▶ REQUIREMENT: From the records below, extract all the text exactly and leave the images behind.

▶ RECORD EXCERPTS:

+---+

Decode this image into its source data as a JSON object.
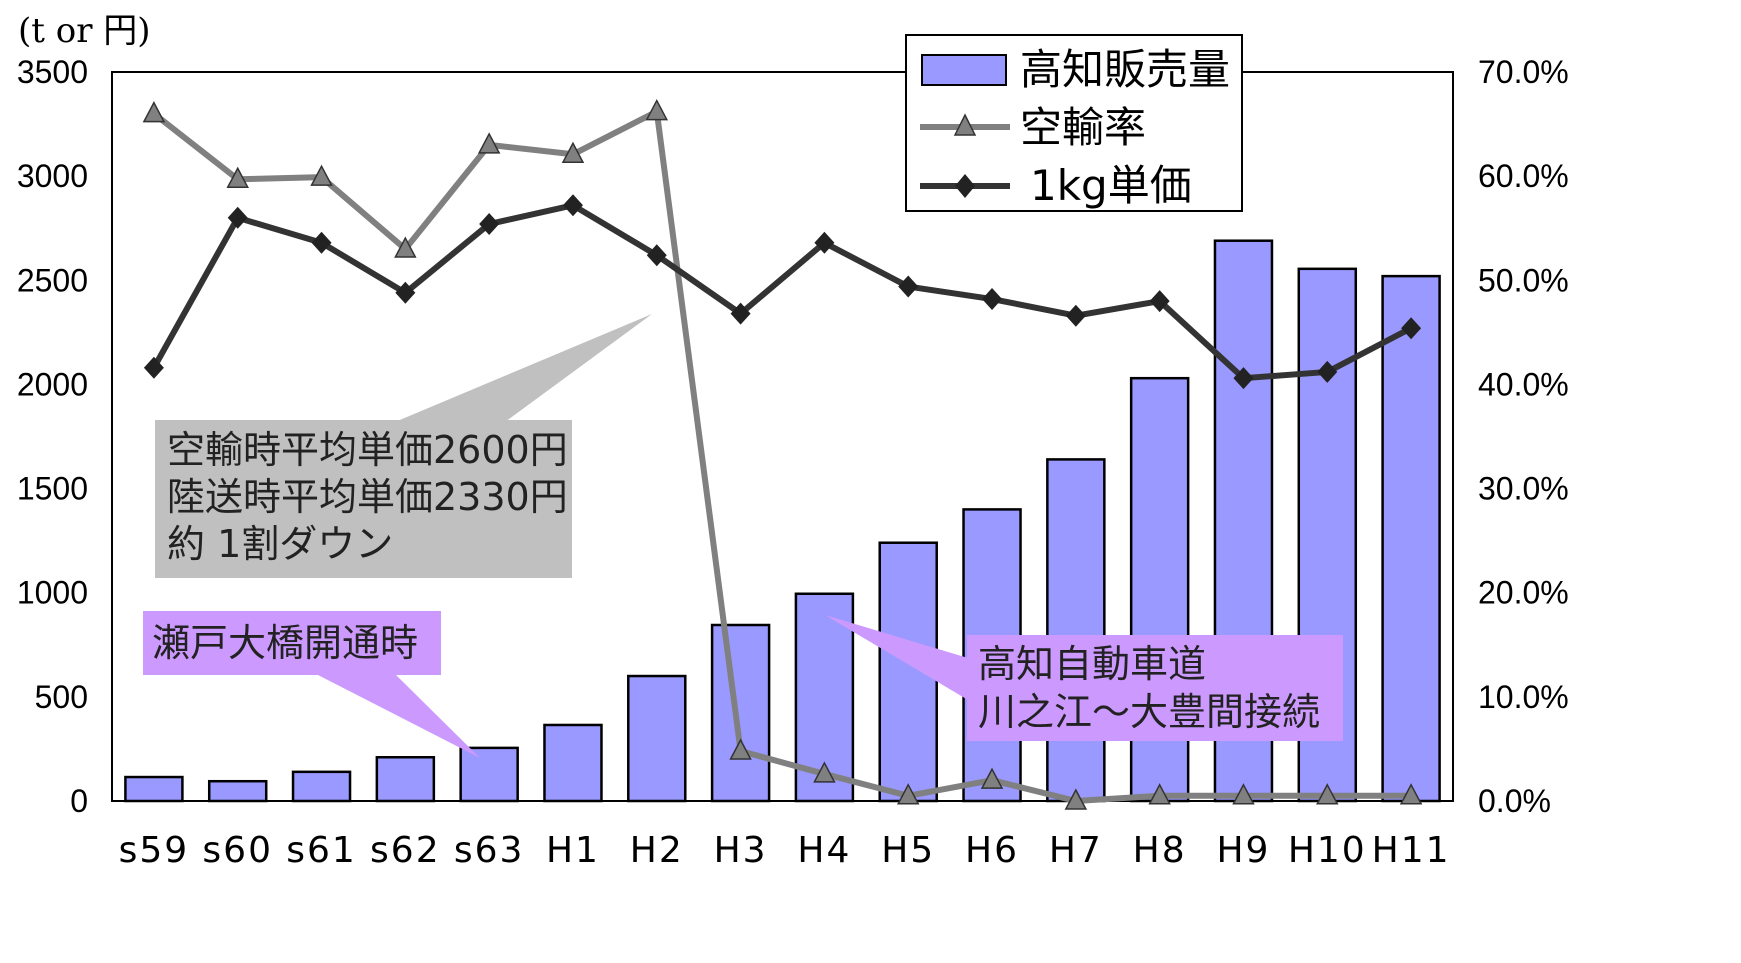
{
  "chart_data": {
    "type": "bar",
    "unit_label": "(t or  円)",
    "categories": [
      "s59",
      "s60",
      "s61",
      "s62",
      "s63",
      "H1",
      "H2",
      "H3",
      "H4",
      "H5",
      "H6",
      "H7",
      "H8",
      "H9",
      "H10",
      "H11"
    ],
    "left_axis": {
      "ylim": [
        0,
        3500
      ],
      "ticks": [
        "0",
        "500",
        "1000",
        "1500",
        "2000",
        "2500",
        "3000",
        "3500"
      ]
    },
    "right_axis": {
      "ylim": [
        0,
        70
      ],
      "ticks": [
        "0.0%",
        "10.0%",
        "20.0%",
        "30.0%",
        "40.0%",
        "50.0%",
        "60.0%",
        "70.0%"
      ]
    },
    "series": [
      {
        "name": "高知販売量",
        "type": "bar",
        "axis": "left",
        "color": "#9999ff",
        "values": [
          115,
          95,
          140,
          210,
          255,
          365,
          600,
          845,
          995,
          1240,
          1400,
          1640,
          2030,
          2690,
          2555,
          2520
        ]
      },
      {
        "name": "空輸率",
        "type": "line",
        "axis": "right",
        "color": "#808080",
        "marker": "triangle",
        "values": [
          66.0,
          59.7,
          59.9,
          53.0,
          63.0,
          62.1,
          66.2,
          4.8,
          2.6,
          0.5,
          2.0,
          0.0,
          0.5,
          0.5,
          0.5,
          0.5
        ]
      },
      {
        "name": "1kg単価",
        "type": "line",
        "axis": "left",
        "color": "#333333",
        "marker": "diamond",
        "values": [
          2080,
          2800,
          2680,
          2440,
          2770,
          2860,
          2620,
          2340,
          2680,
          2470,
          2410,
          2330,
          2400,
          2030,
          2060,
          2270
        ]
      }
    ],
    "legend_placement": "top-right",
    "annotations": [
      {
        "id": "air",
        "lines": [
          "空輸時平均単価2600円",
          "陸送時平均単価2330円",
          "約 1割ダウン"
        ],
        "color": "#c0c0c0"
      },
      {
        "id": "bridge",
        "lines": [
          "瀬戸大橋開通時"
        ],
        "color": "#cc99ff"
      },
      {
        "id": "expressway",
        "lines": [
          "高知自動車道",
          "川之江～大豊間接続"
        ],
        "color": "#cc99ff"
      }
    ]
  }
}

+---+

▶ WRITTEN SOLUTION:
Decode this image into its source data as a JSON object.
{
  "chart_data": {
    "type": "bar",
    "unit_label": "(t or  円)",
    "categories": [
      "s59",
      "s60",
      "s61",
      "s62",
      "s63",
      "H1",
      "H2",
      "H3",
      "H4",
      "H5",
      "H6",
      "H7",
      "H8",
      "H9",
      "H10",
      "H11"
    ],
    "left_axis": {
      "ylim": [
        0,
        3500
      ],
      "ticks": [
        "0",
        "500",
        "1000",
        "1500",
        "2000",
        "2500",
        "3000",
        "3500"
      ]
    },
    "right_axis": {
      "ylim": [
        0,
        70
      ],
      "ticks": [
        "0.0%",
        "10.0%",
        "20.0%",
        "30.0%",
        "40.0%",
        "50.0%",
        "60.0%",
        "70.0%"
      ]
    },
    "series": [
      {
        "name": "高知販売量",
        "type": "bar",
        "axis": "left",
        "color": "#9999ff",
        "values": [
          115,
          95,
          140,
          210,
          255,
          365,
          600,
          845,
          995,
          1240,
          1400,
          1640,
          2030,
          2690,
          2555,
          2520
        ]
      },
      {
        "name": "空輸率",
        "type": "line",
        "axis": "right",
        "color": "#808080",
        "marker": "triangle",
        "values": [
          66.0,
          59.7,
          59.9,
          53.0,
          63.0,
          62.1,
          66.2,
          4.8,
          2.6,
          0.5,
          2.0,
          0.0,
          0.5,
          0.5,
          0.5,
          0.5
        ]
      },
      {
        "name": "1kg単価",
        "type": "line",
        "axis": "left",
        "color": "#333333",
        "marker": "diamond",
        "values": [
          2080,
          2800,
          2680,
          2440,
          2770,
          2860,
          2620,
          2340,
          2680,
          2470,
          2410,
          2330,
          2400,
          2030,
          2060,
          2270
        ]
      }
    ],
    "legend_placement": "top-right",
    "annotations": [
      {
        "id": "air",
        "lines": [
          "空輸時平均単価2600円",
          "陸送時平均単価2330円",
          "約 1割ダウン"
        ],
        "color": "#c0c0c0"
      },
      {
        "id": "bridge",
        "lines": [
          "瀬戸大橋開通時"
        ],
        "color": "#cc99ff"
      },
      {
        "id": "expressway",
        "lines": [
          "高知自動車道",
          "川之江～大豊間接続"
        ],
        "color": "#cc99ff"
      }
    ]
  }
}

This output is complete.